表2 褪黑素对精子复苏后形态率和顶体完整性的影响Table 2 Effects of melatonin on morphological rate and acrosomal integrity of sperm after resuscitation

2.3 褪黑素对复苏后精子质膜完整率和DFI的影响低渗肿胀实验和SCD检测结果显示,4组复苏后质膜完整率均明显低于冷冻前(P<0.01),DFI明显高于冷冻前(P<0.01)。微滴冷冻组、无保护剂微滴冷冻组复苏后质膜完整率高于常规冷冻组(P<0.05);褪黑素+无保护剂微滴冷冻组复苏后质膜完整率高于微滴冷冻组(P<0.05),而DFI明显低于微滴冷冻组(P<0.05)。见表3。

表3 褪黑素对复苏后精子质膜完整率和DFI的影响Table 3 Effects of melatonin on plasma membrane integrity and DFI of sperm after resuscitation

2.4 褪黑素对复苏后精子氧化应激水平的影响氧化应激结果显示,4组复苏后MDA明显高于冷冻前,SOD以及GSH-Px明显低于冷冻前(P<0.01)。与常规冷冻组相比,无保护剂微滴冷冻组、褪黑素+无保护剂微滴冷冻组MDA明显降低(P<0.05),SOD及GSH-Px明显升高(P<0.01);与微滴冷冻组相比,褪黑素+无保护剂微滴冷冻组MDA明显降低(P<0.05)。褪黑素+无保护剂微滴冷冻组SOD、 GSH-Px较其他3组明显升高(P<0.05)。见表4。

■ **要做的事**:
a) 按原文，褪黑素+无保护剂微滴冷冻组复苏后的质膜完整率比微滴冷冻组高还是低？
b) 把原文里从“2.3 褪黑素对复苏后精子质”开始、一直到“组(P<0.05)。见表3。”为止的这段重写一遍，并把其中的“常规冷冻组”换成“普通冷冻组”。
下面的数据是另外的材料，跟原文分开看。

数据源中的条目
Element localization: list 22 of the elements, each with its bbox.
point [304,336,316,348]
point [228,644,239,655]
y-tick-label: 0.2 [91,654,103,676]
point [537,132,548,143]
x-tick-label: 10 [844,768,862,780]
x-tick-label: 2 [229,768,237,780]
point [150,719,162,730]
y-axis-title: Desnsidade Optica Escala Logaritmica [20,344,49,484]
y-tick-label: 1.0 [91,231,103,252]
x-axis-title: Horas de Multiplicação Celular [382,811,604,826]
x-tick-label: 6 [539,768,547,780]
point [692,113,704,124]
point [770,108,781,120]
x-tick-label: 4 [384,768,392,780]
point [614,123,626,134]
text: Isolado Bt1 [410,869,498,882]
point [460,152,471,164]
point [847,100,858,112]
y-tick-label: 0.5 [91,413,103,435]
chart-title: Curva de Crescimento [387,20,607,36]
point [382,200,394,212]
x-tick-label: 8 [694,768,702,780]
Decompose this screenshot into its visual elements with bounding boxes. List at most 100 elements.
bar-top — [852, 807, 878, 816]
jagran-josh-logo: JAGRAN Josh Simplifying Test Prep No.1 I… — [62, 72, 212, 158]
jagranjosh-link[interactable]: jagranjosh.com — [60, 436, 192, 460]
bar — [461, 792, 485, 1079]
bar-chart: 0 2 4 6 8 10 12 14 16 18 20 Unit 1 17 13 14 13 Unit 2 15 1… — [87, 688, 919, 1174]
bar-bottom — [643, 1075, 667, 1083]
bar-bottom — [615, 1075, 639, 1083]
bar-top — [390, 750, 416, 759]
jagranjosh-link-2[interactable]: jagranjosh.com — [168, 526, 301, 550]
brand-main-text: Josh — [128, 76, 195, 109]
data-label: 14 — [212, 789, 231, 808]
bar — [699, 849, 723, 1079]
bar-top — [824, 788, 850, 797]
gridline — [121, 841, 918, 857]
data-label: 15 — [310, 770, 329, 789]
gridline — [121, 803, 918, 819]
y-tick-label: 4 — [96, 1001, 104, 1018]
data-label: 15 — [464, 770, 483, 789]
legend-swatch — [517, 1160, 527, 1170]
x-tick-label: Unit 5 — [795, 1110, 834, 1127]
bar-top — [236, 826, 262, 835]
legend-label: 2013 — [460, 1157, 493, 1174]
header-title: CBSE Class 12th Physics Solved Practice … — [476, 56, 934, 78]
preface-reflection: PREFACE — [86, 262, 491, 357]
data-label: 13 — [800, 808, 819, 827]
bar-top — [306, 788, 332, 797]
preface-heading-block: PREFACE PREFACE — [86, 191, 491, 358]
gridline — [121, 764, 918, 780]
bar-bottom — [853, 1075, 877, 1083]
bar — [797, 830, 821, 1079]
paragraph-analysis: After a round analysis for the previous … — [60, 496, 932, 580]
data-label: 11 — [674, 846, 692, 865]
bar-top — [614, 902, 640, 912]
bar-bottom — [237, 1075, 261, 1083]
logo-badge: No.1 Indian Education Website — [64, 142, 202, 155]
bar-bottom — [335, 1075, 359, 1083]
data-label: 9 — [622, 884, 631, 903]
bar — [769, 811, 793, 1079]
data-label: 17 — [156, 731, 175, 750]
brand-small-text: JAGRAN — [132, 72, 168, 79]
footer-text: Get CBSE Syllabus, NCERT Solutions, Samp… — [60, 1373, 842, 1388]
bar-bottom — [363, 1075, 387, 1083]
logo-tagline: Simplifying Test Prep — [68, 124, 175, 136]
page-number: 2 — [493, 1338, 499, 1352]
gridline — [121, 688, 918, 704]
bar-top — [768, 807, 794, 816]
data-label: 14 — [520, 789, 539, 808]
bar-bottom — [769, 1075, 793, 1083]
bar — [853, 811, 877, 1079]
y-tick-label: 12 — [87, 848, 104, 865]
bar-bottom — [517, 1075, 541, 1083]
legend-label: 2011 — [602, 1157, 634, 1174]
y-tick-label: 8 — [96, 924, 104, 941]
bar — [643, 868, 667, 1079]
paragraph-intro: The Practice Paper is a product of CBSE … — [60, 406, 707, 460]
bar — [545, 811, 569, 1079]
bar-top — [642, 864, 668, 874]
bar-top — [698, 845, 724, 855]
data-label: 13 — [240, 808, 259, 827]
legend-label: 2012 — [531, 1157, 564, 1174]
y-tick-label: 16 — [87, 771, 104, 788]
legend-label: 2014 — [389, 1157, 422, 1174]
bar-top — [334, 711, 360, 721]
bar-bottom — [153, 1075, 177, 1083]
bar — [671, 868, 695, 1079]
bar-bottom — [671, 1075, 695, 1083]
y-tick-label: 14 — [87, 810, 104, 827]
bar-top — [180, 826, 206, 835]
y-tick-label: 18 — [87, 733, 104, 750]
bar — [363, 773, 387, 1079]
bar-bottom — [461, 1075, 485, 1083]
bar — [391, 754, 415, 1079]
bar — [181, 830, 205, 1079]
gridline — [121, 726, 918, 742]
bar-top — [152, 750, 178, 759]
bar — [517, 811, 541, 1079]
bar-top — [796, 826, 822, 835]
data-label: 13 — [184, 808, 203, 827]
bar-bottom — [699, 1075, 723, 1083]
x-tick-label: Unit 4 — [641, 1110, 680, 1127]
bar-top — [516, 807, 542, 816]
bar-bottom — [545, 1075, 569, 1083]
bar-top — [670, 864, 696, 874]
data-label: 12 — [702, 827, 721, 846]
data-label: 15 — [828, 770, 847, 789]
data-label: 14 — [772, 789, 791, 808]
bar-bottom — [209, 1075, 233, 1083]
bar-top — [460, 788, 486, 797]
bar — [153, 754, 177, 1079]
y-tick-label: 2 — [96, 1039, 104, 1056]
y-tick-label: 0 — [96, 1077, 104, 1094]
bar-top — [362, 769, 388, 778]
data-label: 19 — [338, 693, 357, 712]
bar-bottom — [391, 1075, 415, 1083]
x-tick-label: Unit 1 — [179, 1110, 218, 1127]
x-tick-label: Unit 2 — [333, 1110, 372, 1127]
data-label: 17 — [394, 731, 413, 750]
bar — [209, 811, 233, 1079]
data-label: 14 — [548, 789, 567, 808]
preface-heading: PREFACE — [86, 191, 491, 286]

■ **各题答案**:
a) 比微滴冷冻组高（P<0.05）。

b)
2.3 褪黑素对复苏后精子质膜完整率和DFI的影响低渗肿胀实验和SCD检测结果显示,4组复苏后质膜完整率均明显低于冷冻前(P<0.01),DFI明显高于冷冻前(P<0.01)。微滴冷冻组、无保护剂微滴冷冻组复苏后质膜完整率高于普通冷冻组(P<0.05);褪黑素+无保护剂微滴冷冻组复苏后质膜完整率高于微滴冷冻组(P<0.05),而DFI明显低于微滴冷冻组(P<0.05)。见表3。